# Exercise material start

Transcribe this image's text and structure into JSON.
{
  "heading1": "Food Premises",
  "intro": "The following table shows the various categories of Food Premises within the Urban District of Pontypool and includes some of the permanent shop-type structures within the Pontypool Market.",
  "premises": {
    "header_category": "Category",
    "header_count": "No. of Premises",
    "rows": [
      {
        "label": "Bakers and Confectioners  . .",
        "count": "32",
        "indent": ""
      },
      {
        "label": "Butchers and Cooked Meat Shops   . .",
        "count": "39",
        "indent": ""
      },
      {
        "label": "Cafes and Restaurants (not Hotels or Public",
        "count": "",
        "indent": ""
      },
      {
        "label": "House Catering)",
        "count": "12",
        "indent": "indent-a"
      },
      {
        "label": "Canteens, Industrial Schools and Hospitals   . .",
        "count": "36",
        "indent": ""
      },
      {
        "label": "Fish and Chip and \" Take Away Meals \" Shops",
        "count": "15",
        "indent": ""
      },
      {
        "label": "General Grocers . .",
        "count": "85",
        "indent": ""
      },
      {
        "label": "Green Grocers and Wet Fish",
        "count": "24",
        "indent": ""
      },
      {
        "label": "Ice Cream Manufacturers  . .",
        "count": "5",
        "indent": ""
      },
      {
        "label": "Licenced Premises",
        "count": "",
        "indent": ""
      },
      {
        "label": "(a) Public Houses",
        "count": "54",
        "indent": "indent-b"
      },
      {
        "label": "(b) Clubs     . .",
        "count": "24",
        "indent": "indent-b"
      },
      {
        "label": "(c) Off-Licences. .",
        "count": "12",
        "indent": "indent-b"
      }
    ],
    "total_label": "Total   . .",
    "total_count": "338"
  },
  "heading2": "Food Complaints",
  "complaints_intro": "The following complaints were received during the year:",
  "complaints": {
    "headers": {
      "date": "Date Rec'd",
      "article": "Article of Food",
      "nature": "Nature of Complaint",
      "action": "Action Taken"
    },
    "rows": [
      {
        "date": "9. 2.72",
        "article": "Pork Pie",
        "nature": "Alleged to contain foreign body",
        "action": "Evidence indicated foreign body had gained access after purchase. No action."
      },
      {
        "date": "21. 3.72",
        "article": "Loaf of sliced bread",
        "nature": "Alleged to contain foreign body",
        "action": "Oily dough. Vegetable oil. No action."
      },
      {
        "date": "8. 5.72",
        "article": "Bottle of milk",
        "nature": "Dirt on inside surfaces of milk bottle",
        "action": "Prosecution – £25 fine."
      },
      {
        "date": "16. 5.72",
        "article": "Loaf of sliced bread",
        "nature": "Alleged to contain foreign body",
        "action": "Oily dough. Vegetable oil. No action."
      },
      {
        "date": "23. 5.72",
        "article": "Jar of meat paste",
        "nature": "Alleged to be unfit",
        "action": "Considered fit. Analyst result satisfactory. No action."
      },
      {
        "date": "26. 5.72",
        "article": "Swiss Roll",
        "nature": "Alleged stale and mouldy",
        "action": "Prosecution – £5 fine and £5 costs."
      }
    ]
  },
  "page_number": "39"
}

# Exercise material end

*To do*:
Exact output of every entry is required.

*Answer to this problem*:
Transcribe this image's text and structure into JSON.
{
  "heading1": "Food Premises",
  "intro": "The following table shows the various categories of Food Premises within the Urban District of Pontypool and includes some of the permanent shop-type structures within the Pontypool Market.",
  "premises": {
    "header_category": "Category",
    "header_count": "No. of Premises",
    "rows": [
      {
        "label": "Bakers and Confectioners  . .",
        "count": "32",
        "indent": ""
      },
      {
        "label": "Butchers and Cooked Meat Shops   . .",
        "count": "39",
        "indent": ""
      },
      {
        "label": "Cafes and Restaurants (not Hotels or Public",
        "count": "",
        "indent": ""
      },
      {
        "label": "House Catering)",
        "count": "12",
        "indent": "indent-a"
      },
      {
        "label": "Canteens, Industrial Schools and Hospitals   . .",
        "count": "36",
        "indent": ""
      },
      {
        "label": "Fish and Chip and \" Take Away Meals \" Shops",
        "count": "15",
        "indent": ""
      },
      {
        "label": "General Grocers . .",
        "count": "85",
        "indent": ""
      },
      {
        "label": "Green Grocers and Wet Fish",
        "count": "24",
        "indent": ""
      },
      {
        "label": "Ice Cream Manufacturers  . .",
        "count": "5",
        "indent": ""
      },
      {
        "label": "Licenced Premises",
        "count": "",
        "indent": ""
      },
      {
        "label": "(a) Public Houses",
        "count": "54",
        "indent": "indent-b"
      },
      {
        "label": "(b) Clubs     . .",
        "count": "24",
        "indent": "indent-b"
      },
      {
        "label": "(c) Off-Licences. .",
        "count": "12",
        "indent": "indent-b"
      }
    ],
    "total_label": "Total   . .",
    "total_count": "338"
  },
  "heading2": "Food Complaints",
  "complaints_intro": "The following complaints were received during the year:",
  "complaints": {
    "headers": {
      "date": "Date Rec'd",
      "article": "Article of Food",
      "nature": "Nature of Complaint",
      "action": "Action Taken"
    },
    "rows": [
      {
        "date": "9. 2.72",
        "article": "Pork Pie",
        "nature": "Alleged to contain foreign body",
        "action": "Evidence indicated foreign body had gained access after purchase. No action."
      },
      {
        "date": "21. 3.72",
        "article": "Loaf of sliced bread",
        "nature": "Alleged to contain foreign body",
        "action": "Oily dough. Vegetable oil. No action."
      },
      {
        "date": "8. 5.72",
        "article": "Bottle of milk",
        "nature": "Dirt on inside surfaces of milk bottle",
        "action": "Prosecution – £25 fine."
      },
      {
        "date": "16. 5.72",
        "article": "Loaf of sliced bread",
        "nature": "Alleged to contain foreign body",
        "action": "Oily dough. Vegetable oil. No action."
      },
      {
        "date": "23. 5.72",
        "article": "Jar of meat paste",
        "nature": "Alleged to be unfit",
        "action": "Considered fit. Analyst result satisfactory. No action."
      },
      {
        "date": "26. 5.72",
        "article": "Swiss Roll",
        "nature": "Alleged stale and mouldy",
        "action": "Prosecution – £5 fine and £5 costs."
      }
    ]
  },
  "page_number": "39"
}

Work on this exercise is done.